• [DATA ENTRIES]:
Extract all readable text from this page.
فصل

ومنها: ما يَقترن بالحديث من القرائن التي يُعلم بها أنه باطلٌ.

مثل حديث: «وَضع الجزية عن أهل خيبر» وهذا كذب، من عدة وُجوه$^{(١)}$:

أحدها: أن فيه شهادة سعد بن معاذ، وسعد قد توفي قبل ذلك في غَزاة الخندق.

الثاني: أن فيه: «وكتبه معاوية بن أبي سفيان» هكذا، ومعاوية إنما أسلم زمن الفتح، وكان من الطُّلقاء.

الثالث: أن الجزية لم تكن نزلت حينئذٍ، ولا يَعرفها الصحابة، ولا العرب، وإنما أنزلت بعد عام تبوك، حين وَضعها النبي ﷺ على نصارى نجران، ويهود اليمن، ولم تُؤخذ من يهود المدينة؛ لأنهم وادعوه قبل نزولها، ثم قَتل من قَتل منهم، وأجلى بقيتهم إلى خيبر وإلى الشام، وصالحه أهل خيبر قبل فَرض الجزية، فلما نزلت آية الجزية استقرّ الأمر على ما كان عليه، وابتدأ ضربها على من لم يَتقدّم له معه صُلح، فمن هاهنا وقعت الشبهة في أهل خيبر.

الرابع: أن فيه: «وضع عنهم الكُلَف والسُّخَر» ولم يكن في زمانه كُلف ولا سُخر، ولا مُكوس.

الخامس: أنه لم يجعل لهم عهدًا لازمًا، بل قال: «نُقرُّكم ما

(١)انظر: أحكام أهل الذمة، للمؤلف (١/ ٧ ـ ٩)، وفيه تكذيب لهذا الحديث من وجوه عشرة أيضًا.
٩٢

• [WHAT IS NEEDED]: The listing above must be transcribed exactly, line by line.

• [RESPONSE TO THIS EXERCISE]:
Extract all readable text from this page.
فصل

ومنها: ما يَقترن بالحديث من القرائن التي يُعلم بها أنه باطلٌ.

مثل حديث: «وَضع الجزية عن أهل خيبر» وهذا كذب، من عدة وُجوه$^{(١)}$:

أحدها: أن فيه شهادة سعد بن معاذ، وسعد قد توفي قبل ذلك في غَزاة الخندق.

الثاني: أن فيه: «وكتبه معاوية بن أبي سفيان» هكذا، ومعاوية إنما أسلم زمن الفتح، وكان من الطُّلقاء.

الثالث: أن الجزية لم تكن نزلت حينئذٍ، ولا يَعرفها الصحابة، ولا العرب، وإنما أنزلت بعد عام تبوك، حين وَضعها النبي ﷺ على نصارى نجران، ويهود اليمن، ولم تُؤخذ من يهود المدينة؛ لأنهم وادعوه قبل نزولها، ثم قَتل من قَتل منهم، وأجلى بقيتهم إلى خيبر وإلى الشام، وصالحه أهل خيبر قبل فَرض الجزية، فلما نزلت آية الجزية استقرّ الأمر على ما كان عليه، وابتدأ ضربها على من لم يَتقدّم له معه صُلح، فمن هاهنا وقعت الشبهة في أهل خيبر.

الرابع: أن فيه: «وضع عنهم الكُلَف والسُّخَر» ولم يكن في زمانه كُلف ولا سُخر، ولا مُكوس.

الخامس: أنه لم يجعل لهم عهدًا لازمًا، بل قال: «نُقرُّكم ما

(١)انظر: أحكام أهل الذمة، للمؤلف (١/ ٧ ـ ٩)، وفيه تكذيب لهذا الحديث من وجوه عشرة أيضًا.
٩٢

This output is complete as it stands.